* _Stored data_
::::

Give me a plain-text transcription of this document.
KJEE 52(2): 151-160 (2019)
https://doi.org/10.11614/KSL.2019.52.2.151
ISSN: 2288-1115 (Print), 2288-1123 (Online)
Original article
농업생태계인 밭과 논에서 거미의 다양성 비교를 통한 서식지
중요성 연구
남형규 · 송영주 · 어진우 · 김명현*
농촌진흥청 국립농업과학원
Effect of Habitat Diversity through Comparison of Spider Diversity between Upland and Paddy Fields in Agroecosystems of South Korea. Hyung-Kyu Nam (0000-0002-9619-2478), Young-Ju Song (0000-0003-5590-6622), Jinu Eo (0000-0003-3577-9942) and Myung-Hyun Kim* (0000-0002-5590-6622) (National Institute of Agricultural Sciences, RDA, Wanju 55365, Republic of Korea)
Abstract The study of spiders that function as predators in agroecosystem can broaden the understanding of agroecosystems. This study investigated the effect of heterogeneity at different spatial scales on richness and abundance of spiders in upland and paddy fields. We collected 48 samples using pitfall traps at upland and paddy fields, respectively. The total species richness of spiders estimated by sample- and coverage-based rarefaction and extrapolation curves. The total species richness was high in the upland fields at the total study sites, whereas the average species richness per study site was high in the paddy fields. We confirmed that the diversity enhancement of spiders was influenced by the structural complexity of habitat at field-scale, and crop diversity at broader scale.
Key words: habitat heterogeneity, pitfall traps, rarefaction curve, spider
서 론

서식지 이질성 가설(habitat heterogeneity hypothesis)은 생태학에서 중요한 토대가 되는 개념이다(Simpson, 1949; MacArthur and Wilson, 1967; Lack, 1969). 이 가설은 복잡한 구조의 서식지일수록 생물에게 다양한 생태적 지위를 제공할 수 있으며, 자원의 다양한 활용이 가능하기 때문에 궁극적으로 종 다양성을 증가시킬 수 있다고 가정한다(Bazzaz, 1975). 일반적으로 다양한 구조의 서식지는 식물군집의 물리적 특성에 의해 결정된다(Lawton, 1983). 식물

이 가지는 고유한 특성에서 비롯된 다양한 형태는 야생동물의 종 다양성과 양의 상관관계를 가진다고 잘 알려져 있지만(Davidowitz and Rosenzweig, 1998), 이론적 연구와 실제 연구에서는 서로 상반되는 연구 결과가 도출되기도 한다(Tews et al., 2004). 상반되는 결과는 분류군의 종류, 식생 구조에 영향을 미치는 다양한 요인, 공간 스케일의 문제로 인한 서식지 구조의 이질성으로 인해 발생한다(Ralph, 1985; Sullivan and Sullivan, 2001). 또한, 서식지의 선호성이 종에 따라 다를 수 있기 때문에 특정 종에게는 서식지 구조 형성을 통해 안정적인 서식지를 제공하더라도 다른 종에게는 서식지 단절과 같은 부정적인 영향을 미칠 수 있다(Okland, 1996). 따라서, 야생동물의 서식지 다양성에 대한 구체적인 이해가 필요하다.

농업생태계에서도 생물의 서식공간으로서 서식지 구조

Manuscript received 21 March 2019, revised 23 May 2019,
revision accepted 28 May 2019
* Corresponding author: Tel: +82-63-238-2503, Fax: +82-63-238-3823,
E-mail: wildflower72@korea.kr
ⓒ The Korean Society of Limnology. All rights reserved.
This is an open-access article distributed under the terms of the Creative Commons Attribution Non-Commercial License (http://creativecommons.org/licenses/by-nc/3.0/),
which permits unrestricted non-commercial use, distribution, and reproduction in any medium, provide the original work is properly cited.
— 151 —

::::

* _What the task requires_
Reproduce the listing shown above in its entirety, exactly.

* _Task result_
Give me a plain-text transcription of this document.
KJEE 52(2): 151-160 (2019)
https://doi.org/10.11614/KSL.2019.52.2.151
ISSN: 2288-1115 (Print), 2288-1123 (Online)
Original article
농업생태계인 밭과 논에서 거미의 다양성 비교를 통한 서식지
중요성 연구
남형규 · 송영주 · 어진우 · 김명현*
농촌진흥청 국립농업과학원
Effect of Habitat Diversity through Comparison of Spider Diversity between Upland and Paddy Fields in Agroecosystems of South Korea. Hyung-Kyu Nam (0000-0002-9619-2478), Young-Ju Song (0000-0003-5590-6622), Jinu Eo (0000-0003-3577-9942) and Myung-Hyun Kim* (0000-0002-5590-6622) (National Institute of Agricultural Sciences, RDA, Wanju 55365, Republic of Korea)
Abstract The study of spiders that function as predators in agroecosystem can broaden the understanding of agroecosystems. This study investigated the effect of heterogeneity at different spatial scales on richness and abundance of spiders in upland and paddy fields. We collected 48 samples using pitfall traps at upland and paddy fields, respectively. The total species richness of spiders estimated by sample- and coverage-based rarefaction and extrapolation curves. The total species richness was high in the upland fields at the total study sites, whereas the average species richness per study site was high in the paddy fields. We confirmed that the diversity enhancement of spiders was influenced by the structural complexity of habitat at field-scale, and crop diversity at broader scale.
Key words: habitat heterogeneity, pitfall traps, rarefaction curve, spider
서 론

서식지 이질성 가설(habitat heterogeneity hypothesis)은 생태학에서 중요한 토대가 되는 개념이다(Simpson, 1949; MacArthur and Wilson, 1967; Lack, 1969). 이 가설은 복잡한 구조의 서식지일수록 생물에게 다양한 생태적 지위를 제공할 수 있으며, 자원의 다양한 활용이 가능하기 때문에 궁극적으로 종 다양성을 증가시킬 수 있다고 가정한다(Bazzaz, 1975). 일반적으로 다양한 구조의 서식지는 식물군집의 물리적 특성에 의해 결정된다(Lawton, 1983). 식물

이 가지는 고유한 특성에서 비롯된 다양한 형태는 야생동물의 종 다양성과 양의 상관관계를 가진다고 잘 알려져 있지만(Davidowitz and Rosenzweig, 1998), 이론적 연구와 실제 연구에서는 서로 상반되는 연구 결과가 도출되기도 한다(Tews et al., 2004). 상반되는 결과는 분류군의 종류, 식생 구조에 영향을 미치는 다양한 요인, 공간 스케일의 문제로 인한 서식지 구조의 이질성으로 인해 발생한다(Ralph, 1985; Sullivan and Sullivan, 2001). 또한, 서식지의 선호성이 종에 따라 다를 수 있기 때문에 특정 종에게는 서식지 구조 형성을 통해 안정적인 서식지를 제공하더라도 다른 종에게는 서식지 단절과 같은 부정적인 영향을 미칠 수 있다(Okland, 1996). 따라서, 야생동물의 서식지 다양성에 대한 구체적인 이해가 필요하다.

농업생태계에서도 생물의 서식공간으로서 서식지 구조

Manuscript received 21 March 2019, revised 23 May 2019,
revision accepted 28 May 2019
* Corresponding author: Tel: +82-63-238-2503, Fax: +82-63-238-3823,
E-mail: wildflower72@korea.kr
ⓒ The Korean Society of Limnology. All rights reserved.
This is an open-access article distributed under the terms of the Creative Commons Attribution Non-Commercial License (http://creativecommons.org/licenses/by-nc/3.0/),
which permits unrestricted non-commercial use, distribution, and reproduction in any medium, provide the original work is properly cited.
— 151 —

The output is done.